En su cuadro “La tempestad”, el Giorgione nos ofrece en primer plano una escena bucólica o idílica, mientras que el fondo ofrece una auténtica tempestad como contraste. No se puede hoy hablar de simetría sin adjuntar la asimetría, ni de armonía sin disarmonía, ni de bien sin mal (a evitar, filtrar o asumir críticamente). Por eso propongo aquí finalmente el término “Eucatástrofe” de Tolkien para, cambiándolo de contexto, interpretar adecuadamente nuestro mundo como catástrofe siquiera positiva [6].
Eucatástrofe es una catástrofe positiva, pero catástrofe. De algún modo intenta traducir lo que los físicos cuánticos denominan el big-bang o explosión del universo, una auténtica eclosión de positividad y negatividad, de proyección y retroyección, simetría y asimetría, asociación y disociación. Podemos usar el término “bisociación” del viejo A. Koestler para denominar esta conjunción de energía y entropía, de eros y thánatos (para decirlo freudianamente). En efecto, el big-bang como explosión cósmica procreadora del universo encuentra su intrigante paralelo en el acto sexual procreador de la vida, con su expansión e impansión, así como finalmente como parto o partición, a-parición o nacimiento del ser humano [7].
Más de uno ha podido constatar la paralelidad entre la procreación del universo y la procreación del hombre, pues en ambos casos parece que asistimos a un estallido de energía cuasi masculina contrapunteado por fuerzas de gravedad y cohesión cuasi femeninas, así como a la proyección de un tiempo lineal irreversible (patriarcal-racionalista) contrapunteado por un tiempo cíclico reversible (matriarcal-naturalista).

* [Registros contenidos en un conjunto de datos]:
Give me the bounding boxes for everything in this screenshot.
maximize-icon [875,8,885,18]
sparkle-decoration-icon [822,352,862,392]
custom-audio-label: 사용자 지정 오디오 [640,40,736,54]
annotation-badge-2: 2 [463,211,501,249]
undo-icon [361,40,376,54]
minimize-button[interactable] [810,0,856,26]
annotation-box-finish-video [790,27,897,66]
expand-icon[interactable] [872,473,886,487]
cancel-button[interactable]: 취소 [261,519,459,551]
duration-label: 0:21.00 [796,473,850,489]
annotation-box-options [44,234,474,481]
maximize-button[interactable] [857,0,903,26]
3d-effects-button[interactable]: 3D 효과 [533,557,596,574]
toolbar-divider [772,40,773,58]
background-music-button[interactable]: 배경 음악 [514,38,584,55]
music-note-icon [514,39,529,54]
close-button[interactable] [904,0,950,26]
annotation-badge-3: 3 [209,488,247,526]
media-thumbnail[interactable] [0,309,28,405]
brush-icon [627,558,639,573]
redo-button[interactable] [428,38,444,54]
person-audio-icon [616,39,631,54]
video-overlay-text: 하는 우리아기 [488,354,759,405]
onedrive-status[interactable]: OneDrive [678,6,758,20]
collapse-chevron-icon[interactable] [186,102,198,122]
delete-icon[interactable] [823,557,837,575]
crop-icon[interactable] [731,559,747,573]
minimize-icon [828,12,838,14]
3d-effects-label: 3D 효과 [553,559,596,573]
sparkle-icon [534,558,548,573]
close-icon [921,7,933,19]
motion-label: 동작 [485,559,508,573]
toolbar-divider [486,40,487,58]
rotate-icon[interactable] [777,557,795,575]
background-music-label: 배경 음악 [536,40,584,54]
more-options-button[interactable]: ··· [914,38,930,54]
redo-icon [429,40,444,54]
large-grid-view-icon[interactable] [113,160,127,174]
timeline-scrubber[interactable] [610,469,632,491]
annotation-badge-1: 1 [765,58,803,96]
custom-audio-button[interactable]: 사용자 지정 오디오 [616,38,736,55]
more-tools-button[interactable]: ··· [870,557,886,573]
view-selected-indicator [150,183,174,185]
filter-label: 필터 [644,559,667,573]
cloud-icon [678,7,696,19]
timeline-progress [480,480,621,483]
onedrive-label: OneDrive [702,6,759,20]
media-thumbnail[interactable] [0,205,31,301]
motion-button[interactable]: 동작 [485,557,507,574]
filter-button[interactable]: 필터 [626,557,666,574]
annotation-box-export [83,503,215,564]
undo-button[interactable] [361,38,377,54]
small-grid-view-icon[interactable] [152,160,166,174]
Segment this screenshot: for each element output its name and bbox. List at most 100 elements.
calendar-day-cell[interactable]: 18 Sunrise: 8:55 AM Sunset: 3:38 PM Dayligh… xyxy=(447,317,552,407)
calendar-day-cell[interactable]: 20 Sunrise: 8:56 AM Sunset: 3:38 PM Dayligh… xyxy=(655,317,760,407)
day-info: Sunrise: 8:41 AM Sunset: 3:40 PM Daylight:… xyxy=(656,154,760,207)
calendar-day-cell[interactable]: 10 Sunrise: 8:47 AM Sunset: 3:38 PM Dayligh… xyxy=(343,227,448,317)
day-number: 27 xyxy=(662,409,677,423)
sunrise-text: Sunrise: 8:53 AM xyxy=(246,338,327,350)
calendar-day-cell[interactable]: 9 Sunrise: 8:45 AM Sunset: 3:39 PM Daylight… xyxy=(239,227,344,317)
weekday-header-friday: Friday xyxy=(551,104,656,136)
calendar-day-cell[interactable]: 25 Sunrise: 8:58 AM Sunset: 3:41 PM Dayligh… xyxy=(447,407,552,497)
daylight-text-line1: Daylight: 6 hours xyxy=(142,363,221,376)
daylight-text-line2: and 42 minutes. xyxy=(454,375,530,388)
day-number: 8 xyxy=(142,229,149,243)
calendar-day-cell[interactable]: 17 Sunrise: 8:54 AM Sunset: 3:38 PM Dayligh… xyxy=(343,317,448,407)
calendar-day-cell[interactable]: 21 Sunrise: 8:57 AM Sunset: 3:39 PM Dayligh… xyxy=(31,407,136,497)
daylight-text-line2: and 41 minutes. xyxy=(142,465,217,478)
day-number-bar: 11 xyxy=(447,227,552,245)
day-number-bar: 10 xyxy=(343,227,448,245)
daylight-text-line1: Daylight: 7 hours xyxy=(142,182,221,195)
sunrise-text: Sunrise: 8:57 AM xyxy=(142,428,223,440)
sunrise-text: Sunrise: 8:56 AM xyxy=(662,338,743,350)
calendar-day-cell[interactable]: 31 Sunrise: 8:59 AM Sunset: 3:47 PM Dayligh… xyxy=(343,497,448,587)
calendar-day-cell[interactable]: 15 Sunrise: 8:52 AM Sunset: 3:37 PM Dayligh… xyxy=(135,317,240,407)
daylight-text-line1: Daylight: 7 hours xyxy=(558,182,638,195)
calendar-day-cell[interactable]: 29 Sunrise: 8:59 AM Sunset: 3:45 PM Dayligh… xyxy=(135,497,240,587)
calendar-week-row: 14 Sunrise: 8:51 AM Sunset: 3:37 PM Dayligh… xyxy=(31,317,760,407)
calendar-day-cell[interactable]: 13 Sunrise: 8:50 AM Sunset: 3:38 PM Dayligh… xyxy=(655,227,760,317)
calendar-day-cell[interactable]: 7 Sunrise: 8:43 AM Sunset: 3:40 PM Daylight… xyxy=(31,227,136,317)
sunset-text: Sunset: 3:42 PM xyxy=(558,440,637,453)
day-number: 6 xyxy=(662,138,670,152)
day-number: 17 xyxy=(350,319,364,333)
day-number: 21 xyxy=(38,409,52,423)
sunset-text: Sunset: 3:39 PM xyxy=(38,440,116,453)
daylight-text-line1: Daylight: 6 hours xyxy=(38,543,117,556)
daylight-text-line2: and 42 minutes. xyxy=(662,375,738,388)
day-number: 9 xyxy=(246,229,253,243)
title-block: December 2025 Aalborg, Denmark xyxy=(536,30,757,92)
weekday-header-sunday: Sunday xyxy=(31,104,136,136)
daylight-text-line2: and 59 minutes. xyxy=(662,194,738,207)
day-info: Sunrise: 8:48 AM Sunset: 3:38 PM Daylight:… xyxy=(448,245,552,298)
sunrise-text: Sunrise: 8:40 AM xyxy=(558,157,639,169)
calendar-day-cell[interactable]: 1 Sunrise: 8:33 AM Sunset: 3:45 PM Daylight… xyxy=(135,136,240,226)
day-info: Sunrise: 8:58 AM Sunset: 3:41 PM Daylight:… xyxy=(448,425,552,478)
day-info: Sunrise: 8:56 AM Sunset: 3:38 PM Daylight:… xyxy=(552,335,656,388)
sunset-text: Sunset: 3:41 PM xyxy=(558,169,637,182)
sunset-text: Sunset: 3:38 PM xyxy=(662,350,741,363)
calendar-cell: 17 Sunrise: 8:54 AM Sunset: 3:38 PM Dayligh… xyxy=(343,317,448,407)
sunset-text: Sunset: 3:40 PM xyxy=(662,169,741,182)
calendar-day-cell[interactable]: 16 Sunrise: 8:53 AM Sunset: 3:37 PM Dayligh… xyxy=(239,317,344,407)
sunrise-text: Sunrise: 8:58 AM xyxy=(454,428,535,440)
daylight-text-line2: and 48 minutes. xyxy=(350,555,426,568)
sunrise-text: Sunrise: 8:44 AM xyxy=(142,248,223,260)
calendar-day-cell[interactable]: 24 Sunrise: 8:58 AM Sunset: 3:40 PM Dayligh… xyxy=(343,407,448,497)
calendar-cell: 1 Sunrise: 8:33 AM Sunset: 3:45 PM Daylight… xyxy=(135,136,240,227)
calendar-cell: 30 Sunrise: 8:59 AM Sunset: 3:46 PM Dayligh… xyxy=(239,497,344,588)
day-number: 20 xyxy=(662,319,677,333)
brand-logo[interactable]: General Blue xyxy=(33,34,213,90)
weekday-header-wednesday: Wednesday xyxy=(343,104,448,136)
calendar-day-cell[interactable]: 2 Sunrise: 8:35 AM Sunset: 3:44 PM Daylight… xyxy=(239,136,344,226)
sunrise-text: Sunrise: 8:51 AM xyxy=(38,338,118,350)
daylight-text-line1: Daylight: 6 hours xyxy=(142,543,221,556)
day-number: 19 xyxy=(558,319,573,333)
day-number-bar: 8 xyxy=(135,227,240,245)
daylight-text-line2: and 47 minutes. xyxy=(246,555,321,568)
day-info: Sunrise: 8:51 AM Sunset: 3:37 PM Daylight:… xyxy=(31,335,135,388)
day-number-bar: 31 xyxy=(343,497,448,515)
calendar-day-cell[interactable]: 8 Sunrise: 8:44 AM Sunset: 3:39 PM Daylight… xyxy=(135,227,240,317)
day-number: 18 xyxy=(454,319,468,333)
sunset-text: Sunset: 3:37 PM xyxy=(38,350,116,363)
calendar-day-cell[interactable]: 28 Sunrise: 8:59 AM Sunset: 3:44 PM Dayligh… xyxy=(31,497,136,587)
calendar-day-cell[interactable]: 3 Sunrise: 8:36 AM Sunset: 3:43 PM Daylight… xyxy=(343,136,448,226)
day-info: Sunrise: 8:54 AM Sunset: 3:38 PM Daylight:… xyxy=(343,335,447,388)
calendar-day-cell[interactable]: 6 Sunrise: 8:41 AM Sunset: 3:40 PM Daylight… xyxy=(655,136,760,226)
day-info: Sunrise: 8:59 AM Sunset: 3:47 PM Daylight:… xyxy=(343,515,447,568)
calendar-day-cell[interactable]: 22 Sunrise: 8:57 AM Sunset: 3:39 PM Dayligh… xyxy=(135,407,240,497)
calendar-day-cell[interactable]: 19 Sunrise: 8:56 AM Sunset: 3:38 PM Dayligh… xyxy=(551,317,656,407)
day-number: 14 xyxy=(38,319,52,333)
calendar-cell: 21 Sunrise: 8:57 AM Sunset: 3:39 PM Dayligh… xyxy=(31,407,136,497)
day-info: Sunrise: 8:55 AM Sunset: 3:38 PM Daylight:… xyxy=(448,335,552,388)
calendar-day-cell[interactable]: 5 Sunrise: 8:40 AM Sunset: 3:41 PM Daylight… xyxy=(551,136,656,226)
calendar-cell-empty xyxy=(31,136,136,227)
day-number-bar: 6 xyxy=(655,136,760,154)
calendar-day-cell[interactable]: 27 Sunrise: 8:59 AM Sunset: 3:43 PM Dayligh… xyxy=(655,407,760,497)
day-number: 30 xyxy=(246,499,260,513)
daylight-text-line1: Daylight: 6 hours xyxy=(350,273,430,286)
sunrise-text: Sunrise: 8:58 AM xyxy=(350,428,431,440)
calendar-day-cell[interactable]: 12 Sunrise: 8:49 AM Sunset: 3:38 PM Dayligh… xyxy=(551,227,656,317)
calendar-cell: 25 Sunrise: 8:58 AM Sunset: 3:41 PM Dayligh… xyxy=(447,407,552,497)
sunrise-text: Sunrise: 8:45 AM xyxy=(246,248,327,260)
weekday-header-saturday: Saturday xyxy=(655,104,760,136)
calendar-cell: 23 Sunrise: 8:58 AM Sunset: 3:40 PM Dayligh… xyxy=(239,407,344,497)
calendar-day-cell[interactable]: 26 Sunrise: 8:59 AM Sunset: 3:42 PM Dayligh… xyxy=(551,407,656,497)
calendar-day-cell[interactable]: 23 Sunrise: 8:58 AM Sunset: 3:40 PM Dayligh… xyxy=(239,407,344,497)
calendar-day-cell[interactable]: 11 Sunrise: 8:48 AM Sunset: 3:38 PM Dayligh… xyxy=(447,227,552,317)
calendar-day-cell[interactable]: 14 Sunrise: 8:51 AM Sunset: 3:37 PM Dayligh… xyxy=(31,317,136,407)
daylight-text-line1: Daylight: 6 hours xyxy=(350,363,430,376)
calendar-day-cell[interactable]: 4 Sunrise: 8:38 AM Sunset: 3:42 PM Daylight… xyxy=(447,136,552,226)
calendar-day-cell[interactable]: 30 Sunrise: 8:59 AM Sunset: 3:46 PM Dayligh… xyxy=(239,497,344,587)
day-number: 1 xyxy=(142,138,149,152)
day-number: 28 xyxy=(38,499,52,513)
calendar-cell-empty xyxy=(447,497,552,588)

* [Problemas y tareas]:
a) ¿Puedes reproducir el tramo del texto sobre la eucatástrofe que va desde "Eucatástrofe es una" hasta "ser humano [7]."?
b) ¿Cómo quedaría, más breve y con sus datos principales, el párrafo del texto sobre la eucatástrofe que empieza "Eucatástrofe es una catástrofe positiva"?
c) Según el texto sobre la eucatástrofe, ¿por qué se propone el término de Tolkien? Responde en una a tres oraciones.
Los registros no desempeñan ningún papel aquí.

* [Resultados por tarea]:
a)
Eucatástrofe es una catástrofe positiva, pero catástrofe. De algún modo intenta traducir lo que los físicos cuánticos denominan el big-bang o explosión del universo, una auténtica eclosión de positividad y negatividad, de proyección y retroyección, simetría y asimetría, asociación y disociación. Podemos usar el término “bisociación” del viejo A. Koestler para denominar esta conjunción de energía y entropía, de eros y thánatos (para decirlo freudianamente). En efecto, el big-bang como explosión cósmica procreadora del universo encuentra su intrigante paralelo en el acto sexual procreador de la vida, con su expansión e impansión, así como finalmente como parto o partición, a-parición o nacimiento del ser humano [7].

b) La eucatástrofe es una catástrofe positiva, pero catástrofe. Intenta traducir lo que los físicos cuánticos llaman big-bang, una eclosión de positividad y negatividad, proyección y retroyección, simetría y asimetría, asociación y disociación. A esta conjunción de energía y entropía, de eros y thánatos, puede llamársela "bisociación", término de A. Koestler. El big-bang, explosión cósmica procreadora del universo, tiene su paralelo en el acto sexual procreador de la vida y en el nacimiento del ser humano.

c) Porque hoy no se puede hablar de simetría sin la asimetría, ni de armonía sin disarmonía, ni de bien sin mal. Por eso el término, cambiado de contexto, sirve para interpretar nuestro mundo como una catástrofe, aunque positiva.